Data records
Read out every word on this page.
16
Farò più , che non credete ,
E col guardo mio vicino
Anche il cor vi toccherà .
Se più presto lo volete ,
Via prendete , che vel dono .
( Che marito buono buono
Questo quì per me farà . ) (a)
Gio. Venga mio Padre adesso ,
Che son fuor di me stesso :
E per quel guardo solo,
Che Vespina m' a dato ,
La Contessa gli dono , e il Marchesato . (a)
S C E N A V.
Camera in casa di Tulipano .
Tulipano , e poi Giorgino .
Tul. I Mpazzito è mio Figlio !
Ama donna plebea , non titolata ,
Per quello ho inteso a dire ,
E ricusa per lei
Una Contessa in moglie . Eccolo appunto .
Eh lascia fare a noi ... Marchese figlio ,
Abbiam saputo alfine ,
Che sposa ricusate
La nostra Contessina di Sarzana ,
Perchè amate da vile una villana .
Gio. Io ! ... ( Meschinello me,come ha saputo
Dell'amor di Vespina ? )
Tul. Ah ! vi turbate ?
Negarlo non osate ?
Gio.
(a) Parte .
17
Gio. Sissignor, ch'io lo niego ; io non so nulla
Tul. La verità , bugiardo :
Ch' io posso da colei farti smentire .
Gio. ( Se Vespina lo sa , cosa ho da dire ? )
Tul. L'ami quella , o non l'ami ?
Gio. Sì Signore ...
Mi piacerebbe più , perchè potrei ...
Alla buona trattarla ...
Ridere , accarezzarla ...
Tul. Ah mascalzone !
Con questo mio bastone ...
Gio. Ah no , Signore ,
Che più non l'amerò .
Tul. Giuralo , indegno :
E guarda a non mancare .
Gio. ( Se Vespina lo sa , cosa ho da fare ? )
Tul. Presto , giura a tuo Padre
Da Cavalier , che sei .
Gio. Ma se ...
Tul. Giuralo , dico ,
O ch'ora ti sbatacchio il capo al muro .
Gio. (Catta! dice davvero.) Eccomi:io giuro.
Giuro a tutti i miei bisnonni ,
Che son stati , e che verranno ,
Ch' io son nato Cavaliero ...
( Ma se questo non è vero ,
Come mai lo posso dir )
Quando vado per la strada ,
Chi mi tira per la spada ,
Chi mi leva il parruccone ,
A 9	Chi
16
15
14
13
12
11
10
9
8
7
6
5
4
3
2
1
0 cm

EXERCISE REQUIREMENTS: Reproduce the whole listing word for word.

SOLUTION TO THIS PROBLEM:
Read out every word on this page.
16
Farò più , che non credete ,
E col guardo mio vicino
Anche il cor vi toccherà .
Se più presto lo volete ,
Via prendete , che vel dono .
( Che marito buono buono
Questo quì per me farà . ) (a)
Gio. Venga mio Padre adesso ,
Che son fuor di me stesso :
E per quel guardo solo,
Che Vespina m' a dato ,
La Contessa gli dono , e il Marchesato . (a)
S C E N A V.
Camera in casa di Tulipano .
Tulipano , e poi Giorgino .
Tul. I Mpazzito è mio Figlio !
Ama donna plebea , non titolata ,
Per quello ho inteso a dire ,
E ricusa per lei
Una Contessa in moglie . Eccolo appunto .
Eh lascia fare a noi ... Marchese figlio ,
Abbiam saputo alfine ,
Che sposa ricusate
La nostra Contessina di Sarzana ,
Perchè amate da vile una villana .
Gio. Io ! ... ( Meschinello me,come ha saputo
Dell'amor di Vespina ? )
Tul. Ah ! vi turbate ?
Negarlo non osate ?
Gio.
(a) Parte .
17
Gio. Sissignor, ch'io lo niego ; io non so nulla
Tul. La verità , bugiardo :
Ch' io posso da colei farti smentire .
Gio. ( Se Vespina lo sa , cosa ho da dire ? )
Tul. L'ami quella , o non l'ami ?
Gio. Sì Signore ...
Mi piacerebbe più , perchè potrei ...
Alla buona trattarla ...
Ridere , accarezzarla ...
Tul. Ah mascalzone !
Con questo mio bastone ...
Gio. Ah no , Signore ,
Che più non l'amerò .
Tul. Giuralo , indegno :
E guarda a non mancare .
Gio. ( Se Vespina lo sa , cosa ho da fare ? )
Tul. Presto , giura a tuo Padre
Da Cavalier , che sei .
Gio. Ma se ...
Tul. Giuralo , dico ,
O ch'ora ti sbatacchio il capo al muro .
Gio. (Catta! dice davvero.) Eccomi:io giuro.
Giuro a tutti i miei bisnonni ,
Che son stati , e che verranno ,
Ch' io son nato Cavaliero ...
( Ma se questo non è vero ,
Come mai lo posso dir )
Quando vado per la strada ,
Chi mi tira per la spada ,
Chi mi leva il parruccone ,
A 9	Chi
16
15
14
13
12
11
10
9
8
7
6
5
4
3
2
1
0 cm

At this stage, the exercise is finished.